Extracts from a graphics dataset:
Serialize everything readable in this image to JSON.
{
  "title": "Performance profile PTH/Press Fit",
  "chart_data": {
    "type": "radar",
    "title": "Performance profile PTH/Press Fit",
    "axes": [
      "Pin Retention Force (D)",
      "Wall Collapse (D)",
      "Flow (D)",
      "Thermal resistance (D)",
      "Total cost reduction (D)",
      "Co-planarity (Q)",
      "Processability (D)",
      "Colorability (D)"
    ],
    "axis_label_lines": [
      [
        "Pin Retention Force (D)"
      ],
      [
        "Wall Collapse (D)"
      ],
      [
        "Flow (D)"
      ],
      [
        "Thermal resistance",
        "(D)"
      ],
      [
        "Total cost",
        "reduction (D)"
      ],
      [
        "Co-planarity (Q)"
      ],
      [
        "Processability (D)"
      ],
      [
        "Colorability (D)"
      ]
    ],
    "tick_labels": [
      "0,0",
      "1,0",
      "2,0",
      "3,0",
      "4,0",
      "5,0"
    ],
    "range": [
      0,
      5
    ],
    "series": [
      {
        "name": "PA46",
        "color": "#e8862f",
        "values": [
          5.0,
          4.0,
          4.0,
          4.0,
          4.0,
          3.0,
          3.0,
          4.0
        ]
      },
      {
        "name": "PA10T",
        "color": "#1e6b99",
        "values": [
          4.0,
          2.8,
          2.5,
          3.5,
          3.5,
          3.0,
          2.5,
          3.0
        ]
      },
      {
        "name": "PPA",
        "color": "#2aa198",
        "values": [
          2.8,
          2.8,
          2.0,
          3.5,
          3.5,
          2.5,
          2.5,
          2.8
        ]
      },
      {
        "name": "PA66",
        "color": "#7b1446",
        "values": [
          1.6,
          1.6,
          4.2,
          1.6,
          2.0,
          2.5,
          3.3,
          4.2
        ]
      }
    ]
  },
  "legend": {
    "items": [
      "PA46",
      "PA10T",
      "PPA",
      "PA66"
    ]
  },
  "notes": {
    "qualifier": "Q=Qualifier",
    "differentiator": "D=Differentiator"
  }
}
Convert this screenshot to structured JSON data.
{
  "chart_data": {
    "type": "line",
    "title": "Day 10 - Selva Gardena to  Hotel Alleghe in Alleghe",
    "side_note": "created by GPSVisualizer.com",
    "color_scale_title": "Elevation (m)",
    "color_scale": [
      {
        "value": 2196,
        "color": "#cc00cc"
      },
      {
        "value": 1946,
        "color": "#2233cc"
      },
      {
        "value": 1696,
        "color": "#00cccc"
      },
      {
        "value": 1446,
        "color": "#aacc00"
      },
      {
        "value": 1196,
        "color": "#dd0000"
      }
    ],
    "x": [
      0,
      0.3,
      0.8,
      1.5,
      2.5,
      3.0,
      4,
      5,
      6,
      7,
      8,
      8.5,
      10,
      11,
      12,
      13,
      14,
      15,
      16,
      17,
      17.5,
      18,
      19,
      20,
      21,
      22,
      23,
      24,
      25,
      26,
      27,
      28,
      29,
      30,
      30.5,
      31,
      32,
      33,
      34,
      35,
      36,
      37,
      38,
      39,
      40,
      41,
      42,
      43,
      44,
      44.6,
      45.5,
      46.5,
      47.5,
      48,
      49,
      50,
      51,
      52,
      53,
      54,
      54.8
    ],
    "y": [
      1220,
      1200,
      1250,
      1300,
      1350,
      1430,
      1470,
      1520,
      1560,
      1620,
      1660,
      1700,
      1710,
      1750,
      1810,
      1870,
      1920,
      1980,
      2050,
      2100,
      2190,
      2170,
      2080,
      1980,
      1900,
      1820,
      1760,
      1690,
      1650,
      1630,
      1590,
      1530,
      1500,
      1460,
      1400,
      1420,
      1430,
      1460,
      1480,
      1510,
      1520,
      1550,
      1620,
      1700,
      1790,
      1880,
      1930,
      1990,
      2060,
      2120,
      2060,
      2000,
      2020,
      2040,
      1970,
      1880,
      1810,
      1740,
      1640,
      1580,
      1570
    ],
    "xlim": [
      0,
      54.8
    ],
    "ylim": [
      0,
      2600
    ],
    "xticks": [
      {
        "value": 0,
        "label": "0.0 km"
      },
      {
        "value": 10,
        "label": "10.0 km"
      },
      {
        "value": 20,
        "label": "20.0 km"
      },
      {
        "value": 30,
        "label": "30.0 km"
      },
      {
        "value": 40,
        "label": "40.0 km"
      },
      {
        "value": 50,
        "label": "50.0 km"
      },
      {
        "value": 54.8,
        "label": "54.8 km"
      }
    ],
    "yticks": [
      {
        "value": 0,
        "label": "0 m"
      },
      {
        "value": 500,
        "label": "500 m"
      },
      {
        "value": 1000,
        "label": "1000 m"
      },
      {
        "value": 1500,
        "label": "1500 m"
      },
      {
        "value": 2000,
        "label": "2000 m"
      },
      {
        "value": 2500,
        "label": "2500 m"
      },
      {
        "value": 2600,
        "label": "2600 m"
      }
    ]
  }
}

Set problem -> Print the material verbatim, all of it.

Response to this task ->
Serialize everything readable in this image to JSON.
{
  "title": "Performance profile PTH/Press Fit",
  "chart_data": {
    "type": "radar",
    "title": "Performance profile PTH/Press Fit",
    "axes": [
      "Pin Retention Force (D)",
      "Wall Collapse (D)",
      "Flow (D)",
      "Thermal resistance (D)",
      "Total cost reduction (D)",
      "Co-planarity (Q)",
      "Processability (D)",
      "Colorability (D)"
    ],
    "axis_label_lines": [
      [
        "Pin Retention Force (D)"
      ],
      [
        "Wall Collapse (D)"
      ],
      [
        "Flow (D)"
      ],
      [
        "Thermal resistance",
        "(D)"
      ],
      [
        "Total cost",
        "reduction (D)"
      ],
      [
        "Co-planarity (Q)"
      ],
      [
        "Processability (D)"
      ],
      [
        "Colorability (D)"
      ]
    ],
    "tick_labels": [
      "0,0",
      "1,0",
      "2,0",
      "3,0",
      "4,0",
      "5,0"
    ],
    "range": [
      0,
      5
    ],
    "series": [
      {
        "name": "PA46",
        "color": "#e8862f",
        "values": [
          5.0,
          4.0,
          4.0,
          4.0,
          4.0,
          3.0,
          3.0,
          4.0
        ]
      },
      {
        "name": "PA10T",
        "color": "#1e6b99",
        "values": [
          4.0,
          2.8,
          2.5,
          3.5,
          3.5,
          3.0,
          2.5,
          3.0
        ]
      },
      {
        "name": "PPA",
        "color": "#2aa198",
        "values": [
          2.8,
          2.8,
          2.0,
          3.5,
          3.5,
          2.5,
          2.5,
          2.8
        ]
      },
      {
        "name": "PA66",
        "color": "#7b1446",
        "values": [
          1.6,
          1.6,
          4.2,
          1.6,
          2.0,
          2.5,
          3.3,
          4.2
        ]
      }
    ]
  },
  "legend": {
    "items": [
      "PA46",
      "PA10T",
      "PPA",
      "PA66"
    ]
  },
  "notes": {
    "qualifier": "Q=Qualifier",
    "differentiator": "D=Differentiator"
  }
}
Convert this screenshot to structured JSON data.
{
  "chart_data": {
    "type": "line",
    "title": "Day 10 - Selva Gardena to  Hotel Alleghe in Alleghe",
    "side_note": "created by GPSVisualizer.com",
    "color_scale_title": "Elevation (m)",
    "color_scale": [
      {
        "value": 2196,
        "color": "#cc00cc"
      },
      {
        "value": 1946,
        "color": "#2233cc"
      },
      {
        "value": 1696,
        "color": "#00cccc"
      },
      {
        "value": 1446,
        "color": "#aacc00"
      },
      {
        "value": 1196,
        "color": "#dd0000"
      }
    ],
    "x": [
      0,
      0.3,
      0.8,
      1.5,
      2.5,
      3.0,
      4,
      5,
      6,
      7,
      8,
      8.5,
      10,
      11,
      12,
      13,
      14,
      15,
      16,
      17,
      17.5,
      18,
      19,
      20,
      21,
      22,
      23,
      24,
      25,
      26,
      27,
      28,
      29,
      30,
      30.5,
      31,
      32,
      33,
      34,
      35,
      36,
      37,
      38,
      39,
      40,
      41,
      42,
      43,
      44,
      44.6,
      45.5,
      46.5,
      47.5,
      48,
      49,
      50,
      51,
      52,
      53,
      54,
      54.8
    ],
    "y": [
      1220,
      1200,
      1250,
      1300,
      1350,
      1430,
      1470,
      1520,
      1560,
      1620,
      1660,
      1700,
      1710,
      1750,
      1810,
      1870,
      1920,
      1980,
      2050,
      2100,
      2190,
      2170,
      2080,
      1980,
      1900,
      1820,
      1760,
      1690,
      1650,
      1630,
      1590,
      1530,
      1500,
      1460,
      1400,
      1420,
      1430,
      1460,
      1480,
      1510,
      1520,
      1550,
      1620,
      1700,
      1790,
      1880,
      1930,
      1990,
      2060,
      2120,
      2060,
      2000,
      2020,
      2040,
      1970,
      1880,
      1810,
      1740,
      1640,
      1580,
      1570
    ],
    "xlim": [
      0,
      54.8
    ],
    "ylim": [
      0,
      2600
    ],
    "xticks": [
      {
        "value": 0,
        "label": "0.0 km"
      },
      {
        "value": 10,
        "label": "10.0 km"
      },
      {
        "value": 20,
        "label": "20.0 km"
      },
      {
        "value": 30,
        "label": "30.0 km"
      },
      {
        "value": 40,
        "label": "40.0 km"
      },
      {
        "value": 50,
        "label": "50.0 km"
      },
      {
        "value": 54.8,
        "label": "54.8 km"
      }
    ],
    "yticks": [
      {
        "value": 0,
        "label": "0 m"
      },
      {
        "value": 500,
        "label": "500 m"
      },
      {
        "value": 1000,
        "label": "1000 m"
      },
      {
        "value": 1500,
        "label": "1500 m"
      },
      {
        "value": 2000,
        "label": "2000 m"
      },
      {
        "value": 2500,
        "label": "2500 m"
      },
      {
        "value": 2600,
        "label": "2600 m"
      }
    ]
  }
}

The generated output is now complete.